> Tasks to carry out:
1. Answer these questions using the text on the history of video encoding.
(a) Which program does the writer think they used to display image files in the early nineties?
(b) What was the speed of the writer's modem?
(c) In Motion JPEG, how is each video frame compressed?
2. Continue the text on the history of video encoding from the point where it stops.

> Given text:
((

Netflix has recently announced that they now stream optimized shot-based encoding content for 4K. When I read that news title I though to myself: “Well, that’s great! Sounds good but… what exactly does that mean? And what’s shot-based encoding anyway?”
These questions were basically how I ended up in the rabbit hole of the permanent encoding optimization history, in an effort to thoroughly dissect the above sentences and properly understand it, so I can share it with you. Before I get into it, lets take a trip down memory lane.
In the beginning of the nineties if you wanted to display an image file on your computer, like a GIF or the new JPG format, you would need to use a program for that. I think I used CSHOW back then. For ‘videos’ me and my friends exchanged FLIC files, which were a sequence of still frames which would be flipped through rapidly to achieve the illusion of movement in a software I can’t recall anymore. Despite some video compression standards were already developed in the early 90s, video files were not so common. Data storage was scarse and expensive and not even my 486 DX 33Mhz, 8 MB Ram and 120 MB HDD desktop could probably handle in any way (speed, ram or disk) the decoding of a modern video file.
I don’t even imagine how long it would take to transfer any meaningful video with my 28.8 kb/s modem.
JPEG compression was a game changer for images. We could now store huge images with pretty much the same quality in much less space. When it appeared, it was almost magical to me. We were constantly searching for the best compression algorithms and tricks we could use in order to spend less on floppy disks. There was ARC, ARJ, LHA, PAK, RAR, ZIP, just to name a few I used in MS-DOS. Those were all archivers with lossless compression and most would fall short on high definition images. But JPEG uses lossy compression and so it could get much smaller images at the cost of image quality.
For videos, being a sequence of images, the logical next step was Motion JPEG. M-JPEG is a video compression format in which each video frame is compressed separately as a JPEG image so that meant that you would get the benefits of JPEG compression to applied to each frame. Like FLIC, but for JPEGs.

))

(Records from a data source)
((

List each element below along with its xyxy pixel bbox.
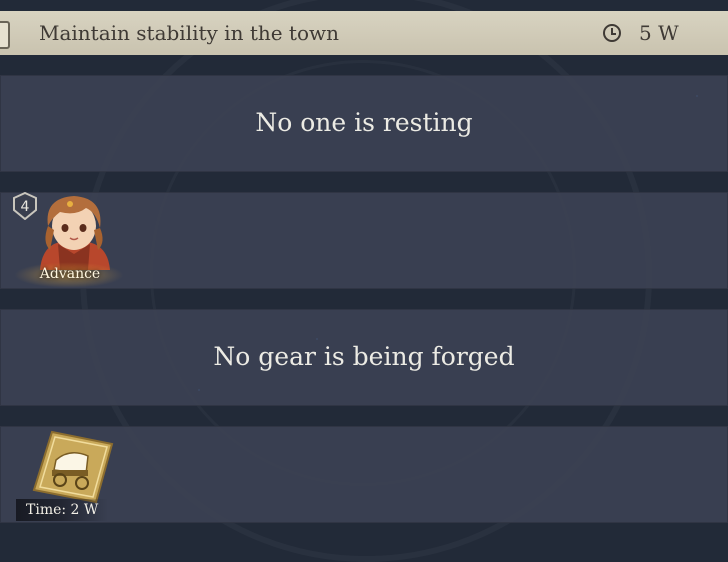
time-remaining: 5 W	[639, 21, 679, 45]
level-number: 4	[21, 199, 30, 215]
character-portrait[interactable]	[30, 190, 118, 270]
objective-header: Maintain stability in the town 5 W	[0, 11, 728, 55]
forge-empty-text: No gear is being forged	[213, 342, 515, 371]
clock-icon	[603, 24, 621, 42]
advance-label[interactable]: Advance	[20, 266, 120, 282]
time-label-text: Time:	[26, 502, 67, 518]
wagon-time-label: Time: 2 W	[16, 499, 109, 521]
time-label-value: 2 W	[70, 502, 99, 518]
header-tab-icon[interactable]	[0, 21, 10, 49]
forge-slot-panel[interactable]: No gear is being forged	[0, 309, 728, 406]
rest-empty-text: No one is resting	[255, 108, 473, 137]
rest-slot-panel[interactable]: No one is resting	[0, 75, 728, 172]
objective-title: Maintain stability in the town	[39, 21, 340, 45]
wagon-card-icon[interactable]	[30, 430, 116, 504]
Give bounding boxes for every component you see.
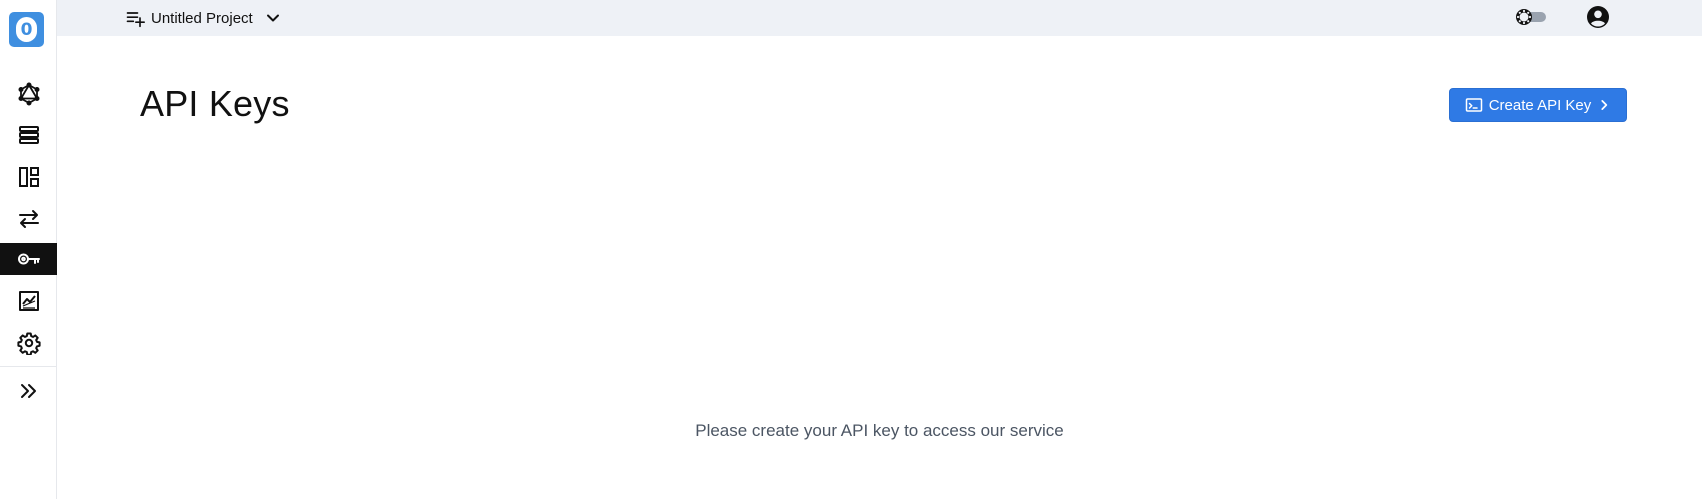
gear-icon (16, 332, 41, 355)
chart-icon (18, 291, 39, 311)
arrows-exchange-icon (18, 210, 39, 228)
account-avatar[interactable] (1586, 5, 1610, 29)
sidebar-item-graphql[interactable] (0, 78, 57, 110)
project-selector[interactable]: Untitled Project (125, 7, 283, 29)
sidebar-item-database[interactable] (0, 119, 57, 151)
sidebar-divider (0, 366, 57, 367)
page-title: API Keys (140, 83, 290, 124)
empty-state-message: Please create your API key to access our… (695, 421, 1064, 440)
terminal-icon (1465, 98, 1482, 112)
topbar: Untitled Project (57, 0, 1702, 36)
database-icon (18, 126, 39, 144)
sidebar-item-api-keys[interactable] (0, 243, 57, 275)
sidebar-item-settings[interactable] (0, 327, 57, 359)
playlist-add-icon (126, 12, 145, 28)
sidebar-item-dashboard[interactable] (0, 161, 57, 193)
sidebar-item-transfers[interactable] (0, 203, 57, 235)
logo-text: 0 (16, 17, 37, 42)
account-circle-icon (1587, 6, 1609, 28)
theme-toggle[interactable] (1514, 7, 1548, 27)
sidebar-expand-button[interactable] (0, 375, 57, 407)
double-chevron-right-icon (20, 384, 36, 398)
sidebar-item-analytics[interactable] (0, 285, 57, 317)
chevron-down-icon (266, 14, 279, 22)
app-logo[interactable]: 0 (9, 12, 44, 47)
app-root: 0 Untitled Project API Keys Create API K… (0, 0, 1702, 499)
project-name: Untitled Project (151, 9, 253, 27)
sun-toggle-icon (1516, 9, 1546, 25)
create-api-key-label: Create API Key (1488, 96, 1592, 114)
dashboard-icon (18, 167, 39, 187)
create-api-key-button[interactable]: Create API Key (1449, 88, 1627, 122)
graphql-icon (18, 82, 39, 106)
key-icon (17, 253, 40, 265)
chevron-right-icon (1601, 100, 1608, 110)
sidebar: 0 (0, 0, 57, 499)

))

> Solved tasks:
1.
(a) CSHOW
(b) 28.8 kb/s
(c) Each frame is compressed separately as a JPEG image.

2.
Since the compression depends only on each individual frame, this is called intraframe compression. As a purely intraframe compression scheme, the image quality of M-JPEG is directly a function of each video frame’s static spatial complexity. But a video contains more information than the sum of each frames. The evolving, the transitioning from one frame to another is also information and the new algorithms soon took advantage of this.
From Stills to Motion
MPEG-1 was one of the encoders that explored new ways to compress video. Instead of a each individual frame being compressed, MPEG-1 split the video into different frame types. For simplicity, let’s say there are two major frame types in MPEG-1, the key frames (I-frames) and the prediction frames (P-frames, B-frames). MPEG-1 stores one key frame, which is a regular full frame in compressed format, and then a series of prediction frames, maybe ten or fifteen. The prediction frames are not images but rather the difference between the frame and the last key frame, hence saving a lot of space. As for storing audio, MPEG-1 Audio (MPEG-1/2 Audio Layer 3) uses psychoacoustics to significantly reduce the data rate required by an audio stream as it removes parts of the audio that the human ear would not hear. Most of us know this audio format simply by MP3.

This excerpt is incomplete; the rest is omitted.